-- WRITTEN TASK --
Copy every entry word for word. Skip the pictures.

-- ENTRIES --

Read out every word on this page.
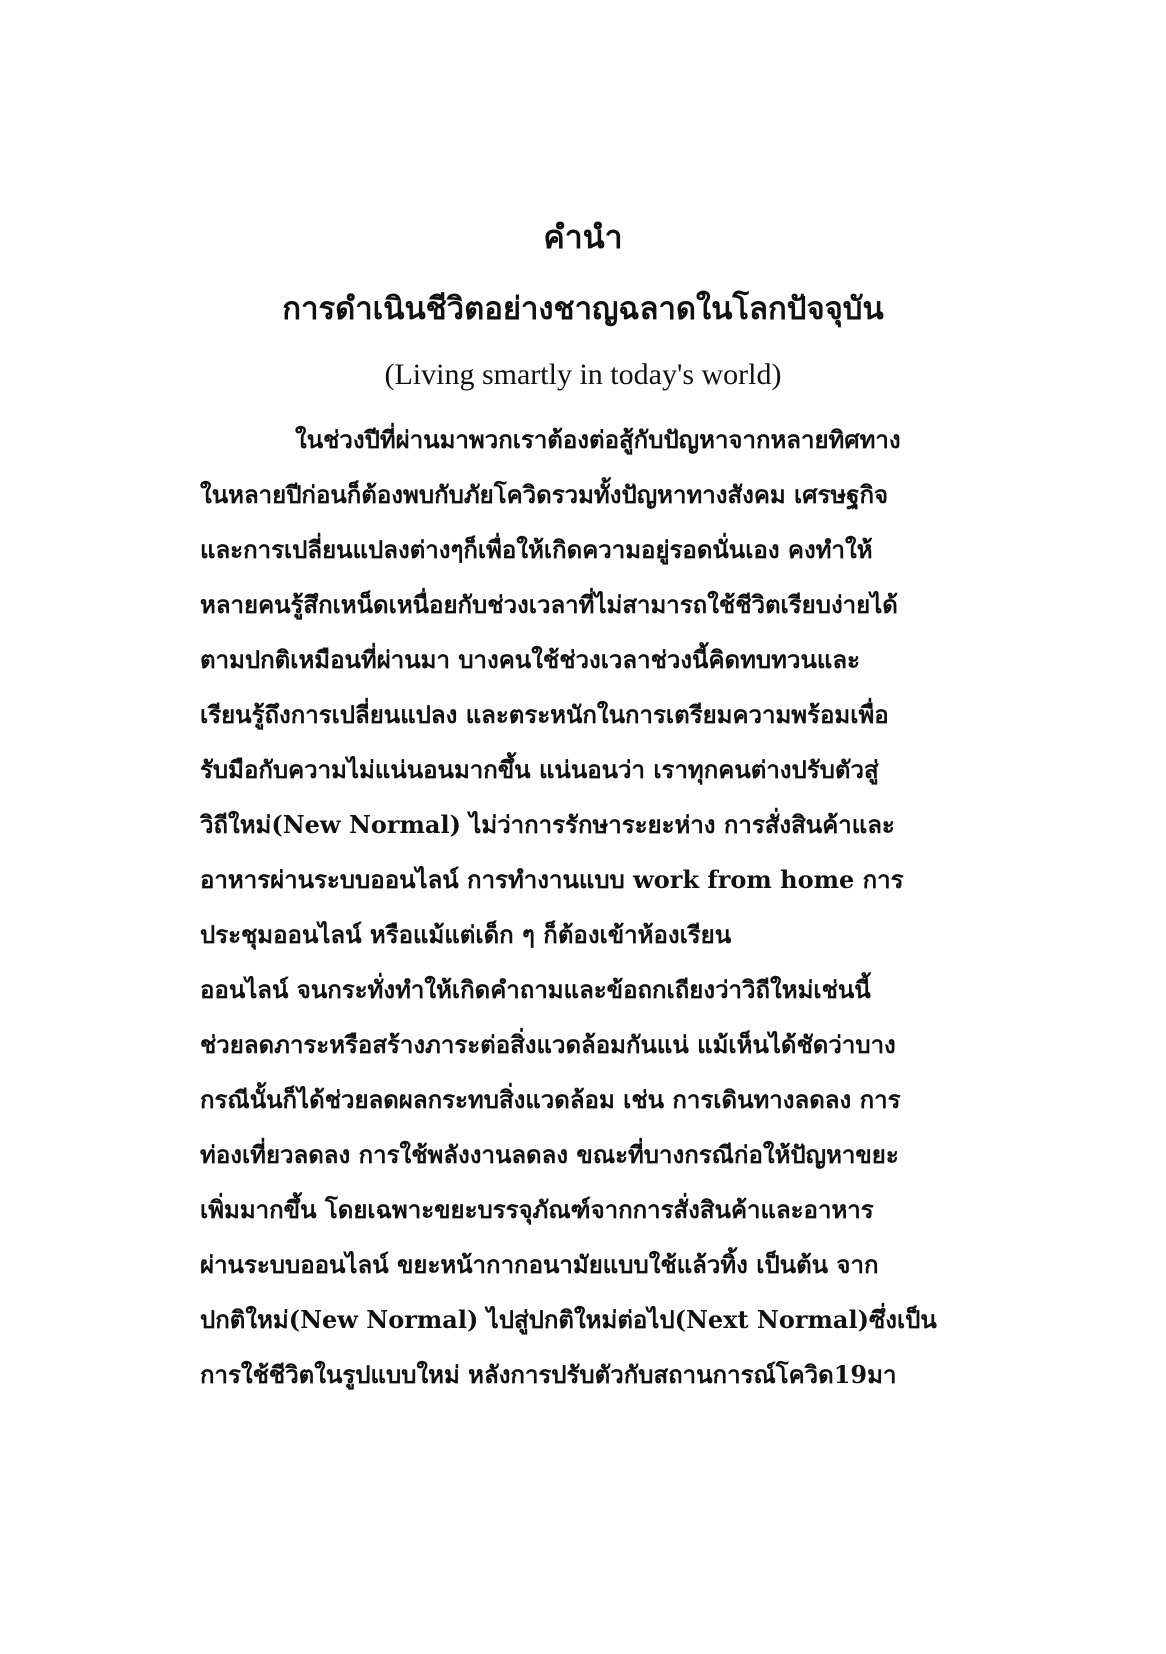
คำนำ
การดำเนินชีวิตอย่างชาญฉลาดในโลกปัจจุบัน

(Living smartly in today's world)

ในช่วงปีที่ผ่านมาพวกเราต้องต่อสู้กับปัญหาจากหลายทิศทาง
ในหลายปีก่อนก็ต้องพบกับภัยโควิดรวมทั้งปัญหาทางสังคม เศรษฐกิจ
และการเปลี่ยนแปลงต่างๆก็เพื่อให้เกิดความอยู่รอดนั่นเอง คงทำให้
หลายคนรู้สึกเหน็ดเหนื่อยกับช่วงเวลาที่ไม่สามารถใช้ชีวิตเรียบง่ายได้
ตามปกติเหมือนที่ผ่านมา บางคนใช้ช่วงเวลาช่วงนี้คิดทบทวนและ
เรียนรู้ถึงการเปลี่ยนแปลง และตระหนักในการเตรียมความพร้อมเพื่อ
รับมือกับความไม่แน่นอนมากขึ้น แน่นอนว่า เราทุกคนต่างปรับตัวสู่
วิถีใหม่(New Normal) ไม่ว่าการรักษาระยะห่าง การสั่งสินค้าและ
อาหารผ่านระบบออนไลน์ การทำงานแบบ work from home การ
ประชุมออนไลน์ หรือแม้แต่เด็ก ๆ ก็ต้องเข้าห้องเรียน
ออนไลน์ จนกระทั่งทำให้เกิดคำถามและข้อถกเถียงว่าวิถีใหม่เช่นนี้
ช่วยลดภาระหรือสร้างภาระต่อสิ่งแวดล้อมกันแน่ แม้เห็นได้ชัดว่าบาง
กรณีนั้นก็ได้ช่วยลดผลกระทบสิ่งแวดล้อม เช่น การเดินทางลดลง การ
ท่องเที่ยวลดลง การใช้พลังงานลดลง ขณะที่บางกรณีก่อให้ปัญหาขยะ
เพิ่มมากขึ้น โดยเฉพาะขยะบรรจุภัณฑ์จากการสั่งสินค้าและอาหาร
ผ่านระบบออนไลน์ ขยะหน้ากากอนามัยแบบใช้แล้วทิ้ง เป็นต้น จาก
ปกติใหม่(New Normal) ไปสู่ปกติใหม่ต่อไป(Next Normal)ซึ่งเป็น
การใช้ชีวิตในรูปแบบใหม่ หลังการปรับตัวกับสถานการณ์โควิด19มา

-- OUTPUT OF THE EXERCISE --
Read out every word on this page.
คำนำ
การดำเนินชีวิตอย่างชาญฉลาดในโลกปัจจุบัน

(Living smartly in today's world)

ในช่วงปีที่ผ่านมาพวกเราต้องต่อสู้กับปัญหาจากหลายทิศทาง
ในหลายปีก่อนก็ต้องพบกับภัยโควิดรวมทั้งปัญหาทางสังคม เศรษฐกิจ
และการเปลี่ยนแปลงต่างๆก็เพื่อให้เกิดความอยู่รอดนั่นเอง คงทำให้
หลายคนรู้สึกเหน็ดเหนื่อยกับช่วงเวลาที่ไม่สามารถใช้ชีวิตเรียบง่ายได้
ตามปกติเหมือนที่ผ่านมา บางคนใช้ช่วงเวลาช่วงนี้คิดทบทวนและ
เรียนรู้ถึงการเปลี่ยนแปลง และตระหนักในการเตรียมความพร้อมเพื่อ
รับมือกับความไม่แน่นอนมากขึ้น แน่นอนว่า เราทุกคนต่างปรับตัวสู่
วิถีใหม่(New Normal) ไม่ว่าการรักษาระยะห่าง การสั่งสินค้าและ
อาหารผ่านระบบออนไลน์ การทำงานแบบ work from home การ
ประชุมออนไลน์ หรือแม้แต่เด็ก ๆ ก็ต้องเข้าห้องเรียน
ออนไลน์ จนกระทั่งทำให้เกิดคำถามและข้อถกเถียงว่าวิถีใหม่เช่นนี้
ช่วยลดภาระหรือสร้างภาระต่อสิ่งแวดล้อมกันแน่ แม้เห็นได้ชัดว่าบาง
กรณีนั้นก็ได้ช่วยลดผลกระทบสิ่งแวดล้อม เช่น การเดินทางลดลง การ
ท่องเที่ยวลดลง การใช้พลังงานลดลง ขณะที่บางกรณีก่อให้ปัญหาขยะ
เพิ่มมากขึ้น โดยเฉพาะขยะบรรจุภัณฑ์จากการสั่งสินค้าและอาหาร
ผ่านระบบออนไลน์ ขยะหน้ากากอนามัยแบบใช้แล้วทิ้ง เป็นต้น จาก
ปกติใหม่(New Normal) ไปสู่ปกติใหม่ต่อไป(Next Normal)ซึ่งเป็น
การใช้ชีวิตในรูปแบบใหม่ หลังการปรับตัวกับสถานการณ์โควิด19มา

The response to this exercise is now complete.